**PROBLEM**
Without the images, write out all of the following entries exactly.

**PROVIDED INFORMATION**

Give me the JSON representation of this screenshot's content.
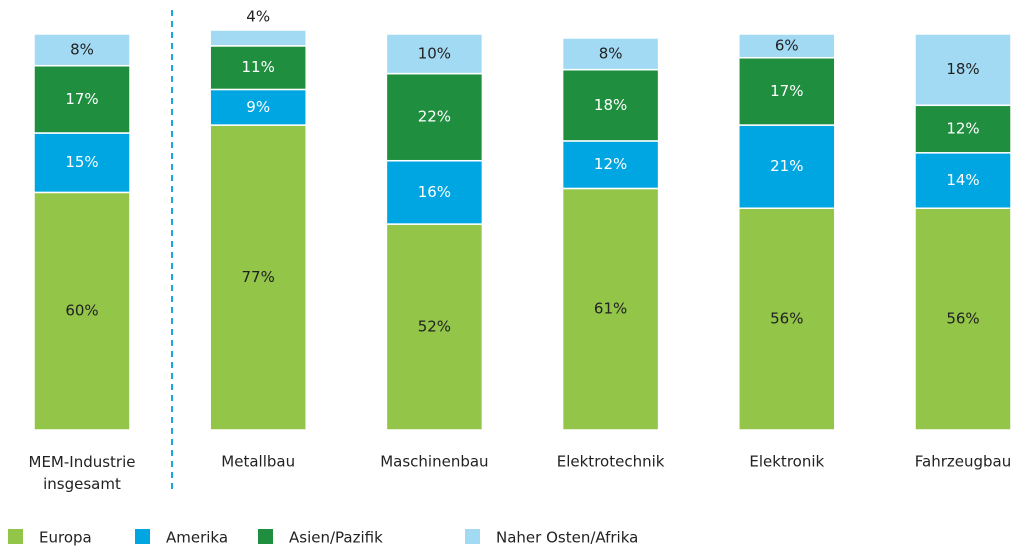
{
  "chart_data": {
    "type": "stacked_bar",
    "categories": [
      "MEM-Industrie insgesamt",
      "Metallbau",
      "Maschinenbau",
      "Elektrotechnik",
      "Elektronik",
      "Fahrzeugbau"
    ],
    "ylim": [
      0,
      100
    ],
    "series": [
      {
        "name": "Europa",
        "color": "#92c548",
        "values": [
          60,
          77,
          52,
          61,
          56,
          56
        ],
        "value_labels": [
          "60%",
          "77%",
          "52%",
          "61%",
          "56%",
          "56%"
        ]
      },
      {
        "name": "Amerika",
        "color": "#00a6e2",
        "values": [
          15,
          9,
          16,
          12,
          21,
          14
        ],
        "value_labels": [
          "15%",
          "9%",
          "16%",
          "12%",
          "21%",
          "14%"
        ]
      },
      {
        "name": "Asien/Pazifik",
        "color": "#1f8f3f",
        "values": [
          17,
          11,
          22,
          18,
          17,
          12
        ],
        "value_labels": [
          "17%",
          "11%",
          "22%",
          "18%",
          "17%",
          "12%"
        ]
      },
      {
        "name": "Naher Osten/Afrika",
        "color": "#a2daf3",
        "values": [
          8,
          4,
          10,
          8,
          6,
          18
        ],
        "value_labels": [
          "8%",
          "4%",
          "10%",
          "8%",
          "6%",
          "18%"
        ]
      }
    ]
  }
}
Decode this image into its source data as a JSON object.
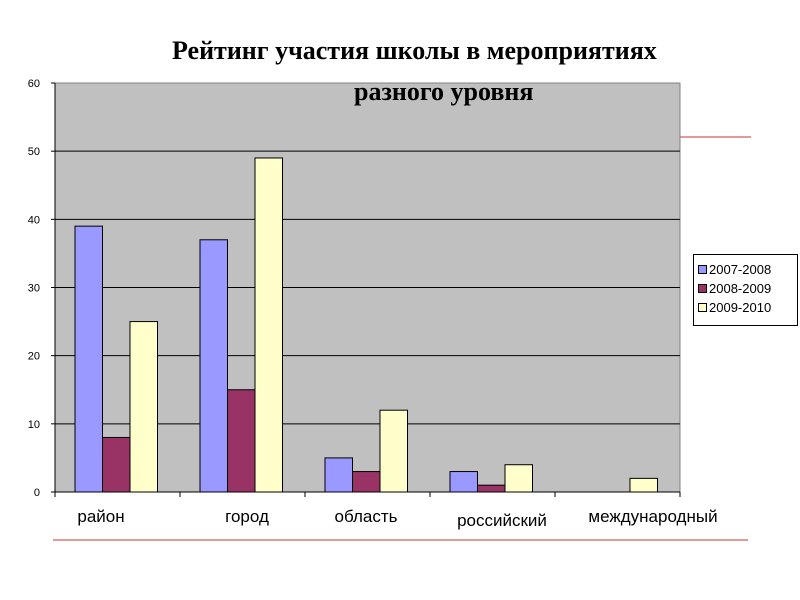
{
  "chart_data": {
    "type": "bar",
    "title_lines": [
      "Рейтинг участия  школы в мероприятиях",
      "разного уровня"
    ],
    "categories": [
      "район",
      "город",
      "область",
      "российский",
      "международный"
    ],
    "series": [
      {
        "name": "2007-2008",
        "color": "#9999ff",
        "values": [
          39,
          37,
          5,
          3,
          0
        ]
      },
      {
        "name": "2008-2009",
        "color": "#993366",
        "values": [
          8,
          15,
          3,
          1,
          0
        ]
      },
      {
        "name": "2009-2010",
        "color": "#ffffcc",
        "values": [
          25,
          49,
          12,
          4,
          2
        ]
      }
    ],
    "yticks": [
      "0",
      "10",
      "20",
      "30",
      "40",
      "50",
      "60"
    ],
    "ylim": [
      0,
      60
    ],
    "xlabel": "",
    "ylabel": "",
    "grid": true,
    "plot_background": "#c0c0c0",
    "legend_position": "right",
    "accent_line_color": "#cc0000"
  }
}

**ANSWER FOR THIS EXERCISE**
Give me the JSON representation of this screenshot's content.
{
  "chart_data": {
    "type": "stacked_bar",
    "categories": [
      "MEM-Industrie insgesamt",
      "Metallbau",
      "Maschinenbau",
      "Elektrotechnik",
      "Elektronik",
      "Fahrzeugbau"
    ],
    "ylim": [
      0,
      100
    ],
    "series": [
      {
        "name": "Europa",
        "color": "#92c548",
        "values": [
          60,
          77,
          52,
          61,
          56,
          56
        ],
        "value_labels": [
          "60%",
          "77%",
          "52%",
          "61%",
          "56%",
          "56%"
        ]
      },
      {
        "name": "Amerika",
        "color": "#00a6e2",
        "values": [
          15,
          9,
          16,
          12,
          21,
          14
        ],
        "value_labels": [
          "15%",
          "9%",
          "16%",
          "12%",
          "21%",
          "14%"
        ]
      },
      {
        "name": "Asien/Pazifik",
        "color": "#1f8f3f",
        "values": [
          17,
          11,
          22,
          18,
          17,
          12
        ],
        "value_labels": [
          "17%",
          "11%",
          "22%",
          "18%",
          "17%",
          "12%"
        ]
      },
      {
        "name": "Naher Osten/Afrika",
        "color": "#a2daf3",
        "values": [
          8,
          4,
          10,
          8,
          6,
          18
        ],
        "value_labels": [
          "8%",
          "4%",
          "10%",
          "8%",
          "6%",
          "18%"
        ]
      }
    ]
  }
}
Decode this image into its source data as a JSON object.
{
  "chart_data": {
    "type": "bar",
    "title_lines": [
      "Рейтинг участия  школы в мероприятиях",
      "разного уровня"
    ],
    "categories": [
      "район",
      "город",
      "область",
      "российский",
      "международный"
    ],
    "series": [
      {
        "name": "2007-2008",
        "color": "#9999ff",
        "values": [
          39,
          37,
          5,
          3,
          0
        ]
      },
      {
        "name": "2008-2009",
        "color": "#993366",
        "values": [
          8,
          15,
          3,
          1,
          0
        ]
      },
      {
        "name": "2009-2010",
        "color": "#ffffcc",
        "values": [
          25,
          49,
          12,
          4,
          2
        ]
      }
    ],
    "yticks": [
      "0",
      "10",
      "20",
      "30",
      "40",
      "50",
      "60"
    ],
    "ylim": [
      0,
      60
    ],
    "xlabel": "",
    "ylabel": "",
    "grid": true,
    "plot_background": "#c0c0c0",
    "legend_position": "right",
    "accent_line_color": "#cc0000"
  }
}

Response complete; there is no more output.